Part of a data file:
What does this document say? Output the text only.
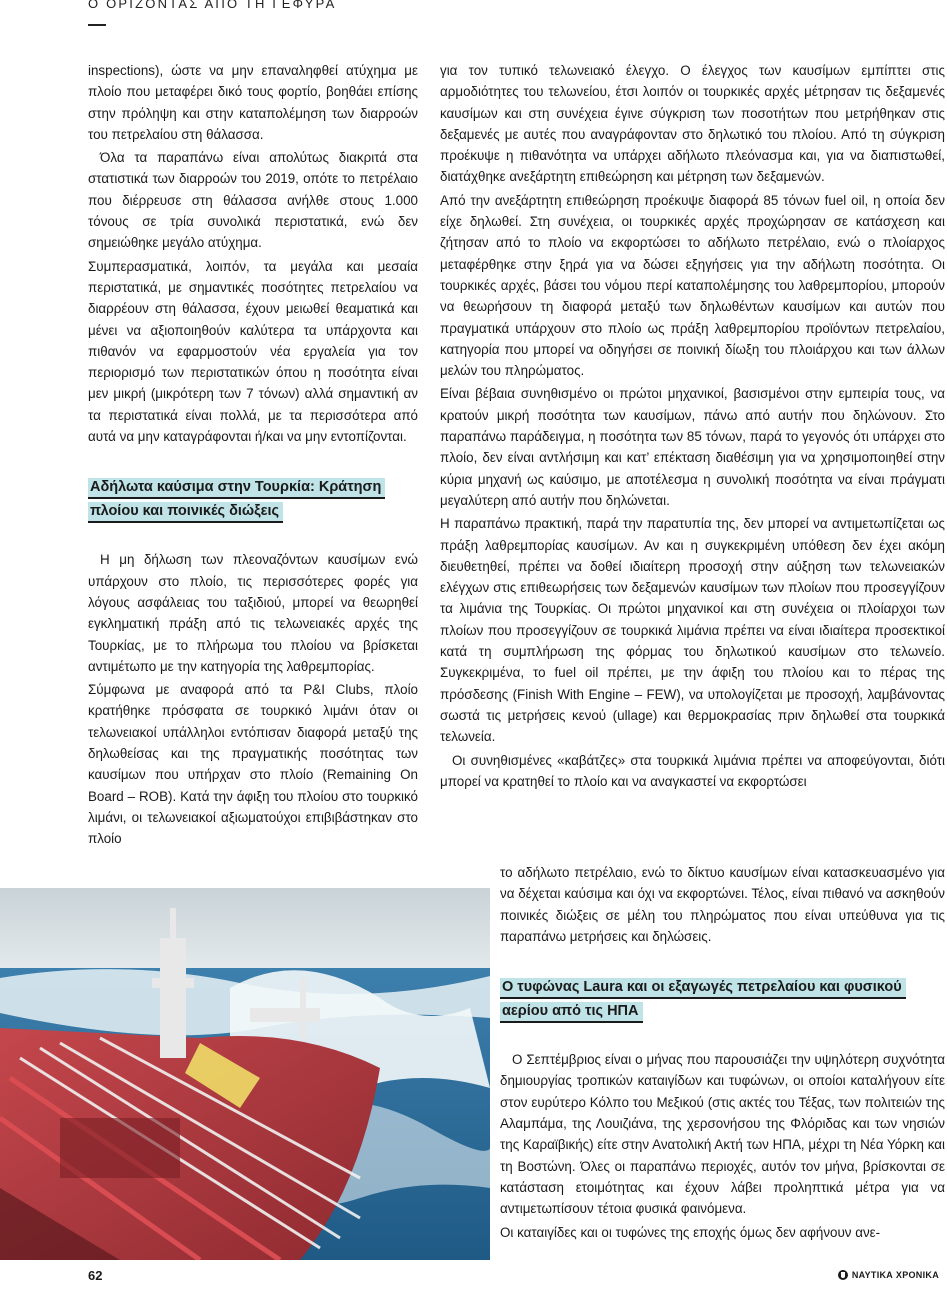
Ο ΟΡΙΖΟΝΤΑΣ ΑΠΟ ΤΗ ΓΕΦΥΡΑ

inspections), ώστε να μην επαναληφθεί ατύχημα με πλοίο που μεταφέρει δικό τους φορτίο, βοηθάει επίσης στην πρόληψη και στην καταπολέμηση των διαρροών του πετρελαίου στη θάλασσα.

Όλα τα παραπάνω είναι απολύτως διακριτά στα στατιστικά των διαρροών του 2019, οπότε το πετρέλαιο που διέρρευσε στη θάλασσα ανήλθε στους 1.000 τόνους σε τρία συνολικά περιστατικά, ενώ δεν σημειώθηκε μεγάλο ατύχημα.

Συμπερασματικά, λοιπόν, τα μεγάλα και μεσαία περιστατικά, με σημαντικές ποσότητες πετρελαίου να διαρρέουν στη θάλασσα, έχουν μειωθεί θεαματικά και μένει να αξιοποιηθούν καλύτερα τα υπάρχοντα και πιθανόν να εφαρμοστούν νέα εργαλεία για τον περιορισμό των περιστατικών όπου η ποσότητα είναι μεν μικρή (μικρότερη των 7 τόνων) αλλά σημαντική αν τα περιστατικά είναι πολλά, με τα περισσότερα από αυτά να μην καταγράφονται ή/και να μην εντοπίζονται.

Αδήλωτα καύσιμα στην Τουρκία: Κράτηση πλοίου και ποινικές διώξεις

Η μη δήλωση των πλεοναζόντων καυσίμων ενώ υπάρχουν στο πλοίο, τις περισσότερες φορές για λόγους ασφάλειας του ταξιδιού, μπορεί να θεωρηθεί εγκληματική πράξη από τις τελωνειακές αρχές της Τουρκίας, με το πλήρωμα του πλοίου να βρίσκεται αντιμέτωπο με την κατηγορία της λαθρεμπορίας.

Σύμφωνα με αναφορά από τα P&I Clubs, πλοίο κρατήθηκε πρόσφατα σε τουρκικό λιμάνι όταν οι τελωνειακοί υπάλληλοι εντόπισαν διαφορά μεταξύ της δηλωθείσας και της πραγματικής ποσότητας των καυσίμων που υπήρχαν στο πλοίο (Remaining On Board – ROB). Κατά την άφιξη του πλοίου στο τουρκικό λιμάνι, οι τελωνειακοί αξιωματούχοι επιβιβάστηκαν στο πλοίο

για τον τυπικό τελωνειακό έλεγχο. Ο έλεγχος των καυσίμων εμπίπτει στις αρμοδιότητες του τελωνείου, έτσι λοιπόν οι τουρκικές αρχές μέτρησαν τις δεξαμενές καυσίμων και στη συνέχεια έγινε σύγκριση των ποσοτήτων που μετρήθηκαν στις δεξαμενές με αυτές που αναγράφονταν στο δηλωτικό του πλοίου. Από τη σύγκριση προέκυψε η πιθανότητα να υπάρχει αδήλωτο πλεόνασμα και, για να διαπιστωθεί, διατάχθηκε ανεξάρτητη επιθεώρηση και μέτρηση των δεξαμενών.

Από την ανεξάρτητη επιθεώρηση προέκυψε διαφορά 85 τόνων fuel oil, η οποία δεν είχε δηλωθεί. Στη συνέχεια, οι τουρκικές αρχές προχώρησαν σε κατάσχεση και ζήτησαν από το πλοίο να εκφορτώσει το αδήλωτο πετρέλαιο, ενώ ο πλοίαρχος μεταφέρθηκε στην ξηρά για να δώσει εξηγήσεις για την αδήλωτη ποσότητα. Οι τουρκικές αρχές, βάσει του νόμου περί καταπολέμησης του λαθρεμπορίου, μπορούν να θεωρήσουν τη διαφορά μεταξύ των δηλωθέντων καυσίμων και αυτών που πραγματικά υπάρχουν στο πλοίο ως πράξη λαθρεμπορίου προϊόντων πετρελαίου, κατηγορία που μπορεί να οδηγήσει σε ποινική δίωξη του πλοιάρχου και των άλλων μελών του πληρώματος.

Είναι βέβαια συνηθισμένο οι πρώτοι μηχανικοί, βασισμένοι στην εμπειρία τους, να κρατούν μικρή ποσότητα των καυσίμων, πάνω από αυτήν που δηλώνουν. Στο παραπάνω παράδειγμα, η ποσότητα των 85 τόνων, παρά το γεγονός ότι υπάρχει στο πλοίο, δεν είναι αντλήσιμη και κατ’ επέκταση διαθέσιμη για να χρησιμοποιηθεί στην κύρια μηχανή ως καύσιμο, με αποτέλεσμα η συνολική ποσότητα να είναι πράγματι μεγαλύτερη από αυτήν που δηλώνεται.

Η παραπάνω πρακτική, παρά την παρατυπία της, δεν μπορεί να αντιμετωπίζεται ως πράξη λαθρεμπορίας καυσίμων. Αν και η συγκεκριμένη υπόθεση δεν έχει ακόμη διευθετηθεί, πρέπει να δοθεί ιδιαίτερη προσοχή στην αύξηση των τελωνειακών ελέγχων στις επιθεωρήσεις των δεξαμενών καυσίμων των πλοίων που προσεγγίζουν τα λιμάνια της Τουρκίας. Οι πρώτοι μηχανικοί και στη συνέχεια οι πλοίαρχοι των πλοίων που προσεγγίζουν σε τουρκικά λιμάνια πρέπει να είναι ιδιαίτερα προσεκτικοί κατά τη συμπλήρωση της φόρμας του δηλωτικού καυσίμων στο τελωνείο. Συγκεκριμένα, το fuel oil πρέπει, με την άφιξη του πλοίου και το πέρας της πρόσδεσης (Finish With Engine – FEW), να υπολογίζεται με προσοχή, λαμβάνοντας σωστά τις μετρήσεις κενού (ullage) και θερμοκρασίας πριν δηλωθεί στα τουρκικά τελωνεία.

Οι συνηθισμένες «καβάτζες» στα τουρκικά λιμάνια πρέπει να αποφεύγονται, διότι μπορεί να κρατηθεί το πλοίο και να αναγκαστεί να εκφορτώσει

το αδήλωτο πετρέλαιο, ενώ το δίκτυο καυσίμων είναι κατασκευασμένο για να δέχεται καύσιμα και όχι να εκφορτώνει. Τέλος, είναι πιθανό να ασκηθούν ποινικές διώξεις σε μέλη του πληρώματος που είναι υπεύθυνα για τις παραπάνω μετρήσεις και δηλώσεις.

Ο τυφώνας Laura και οι εξαγωγές πετρελαίου και φυσικού αερίου από τις ΗΠΑ

Ο Σεπτέμβριος είναι ο μήνας που παρουσιάζει την υψηλότερη συχνότητα δημιουργίας τροπικών καταιγίδων και τυφώνων, οι οποίοι καταλήγουν είτε στον ευρύτερο Κόλπο του Μεξικού (στις ακτές του Τέξας, των πολιτειών της Αλαμπάμα, της Λουιζιάνα, της χερσονήσου της Φλόριδας και των νησιών της Καραϊβικής) είτε στην Ανατολική Ακτή των ΗΠΑ, μέχρι τη Νέα Υόρκη και τη Βοστώνη. Όλες οι παραπάνω περιοχές, αυτόν τον μήνα, βρίσκονται σε κατάσταση ετοιμότητας και έχουν λάβει προληπτικά μέτρα για να αντιμετωπίσουν τέτοια φυσικά φαινόμενα.

Οι καταιγίδες και οι τυφώνες της εποχής όμως δεν αφήνουν ανε-

62	ΝΑΥΤΙΚΑ ΧΡΟΝΙΚΑ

• _What is expected_: Indicate how many lines of the material include the word "ποινικές"; the number alone is required.

• _Task output_: 2